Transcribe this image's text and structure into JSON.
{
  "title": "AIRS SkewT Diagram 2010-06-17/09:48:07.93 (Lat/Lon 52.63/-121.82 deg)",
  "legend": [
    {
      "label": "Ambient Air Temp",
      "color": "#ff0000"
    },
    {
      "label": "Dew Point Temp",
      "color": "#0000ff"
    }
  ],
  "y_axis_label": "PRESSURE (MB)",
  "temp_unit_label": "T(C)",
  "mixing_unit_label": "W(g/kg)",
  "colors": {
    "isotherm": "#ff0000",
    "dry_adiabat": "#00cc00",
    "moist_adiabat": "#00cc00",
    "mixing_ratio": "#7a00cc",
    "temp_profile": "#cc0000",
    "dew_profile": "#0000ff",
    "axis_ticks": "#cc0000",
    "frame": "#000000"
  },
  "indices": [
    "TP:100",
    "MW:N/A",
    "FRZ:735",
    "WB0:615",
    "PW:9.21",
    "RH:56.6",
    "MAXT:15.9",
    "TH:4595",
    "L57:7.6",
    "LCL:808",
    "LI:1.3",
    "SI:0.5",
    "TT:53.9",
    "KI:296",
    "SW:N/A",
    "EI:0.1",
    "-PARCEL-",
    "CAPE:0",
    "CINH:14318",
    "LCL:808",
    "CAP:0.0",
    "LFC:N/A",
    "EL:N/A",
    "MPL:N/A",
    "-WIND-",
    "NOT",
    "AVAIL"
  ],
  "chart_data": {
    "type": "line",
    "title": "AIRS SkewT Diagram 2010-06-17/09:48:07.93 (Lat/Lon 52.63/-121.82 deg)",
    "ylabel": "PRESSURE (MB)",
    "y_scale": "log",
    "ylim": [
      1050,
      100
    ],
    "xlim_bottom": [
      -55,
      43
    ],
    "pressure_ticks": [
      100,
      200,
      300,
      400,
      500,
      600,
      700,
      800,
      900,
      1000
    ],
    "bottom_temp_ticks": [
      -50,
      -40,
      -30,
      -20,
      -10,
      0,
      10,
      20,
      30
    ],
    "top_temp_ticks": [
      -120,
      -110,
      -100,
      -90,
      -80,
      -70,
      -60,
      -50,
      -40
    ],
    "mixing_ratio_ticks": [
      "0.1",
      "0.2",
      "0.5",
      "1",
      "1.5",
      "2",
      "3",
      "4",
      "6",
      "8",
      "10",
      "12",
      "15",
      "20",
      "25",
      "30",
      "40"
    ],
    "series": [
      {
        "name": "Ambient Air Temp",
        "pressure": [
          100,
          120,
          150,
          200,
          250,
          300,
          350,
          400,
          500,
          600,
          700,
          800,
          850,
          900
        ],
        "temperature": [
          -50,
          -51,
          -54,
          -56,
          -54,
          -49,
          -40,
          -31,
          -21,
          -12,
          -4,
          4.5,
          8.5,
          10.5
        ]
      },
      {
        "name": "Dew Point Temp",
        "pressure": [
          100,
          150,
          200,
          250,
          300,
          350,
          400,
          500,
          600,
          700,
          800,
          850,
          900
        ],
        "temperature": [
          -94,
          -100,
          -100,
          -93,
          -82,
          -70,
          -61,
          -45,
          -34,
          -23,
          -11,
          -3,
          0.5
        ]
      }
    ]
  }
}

■ SHORT EXERCISE ■
Where a line holds "title", copy it out.

■ RESULT ■
  "title": "AIRS SkewT Diagram 2010-06-17/09:48:07.93 (Lat/Lon 52.63/-121.82 deg)",
    "title": "AIRS SkewT Diagram 2010-06-17/09:48:07.93 (Lat/Lon 52.63/-121.82 deg)",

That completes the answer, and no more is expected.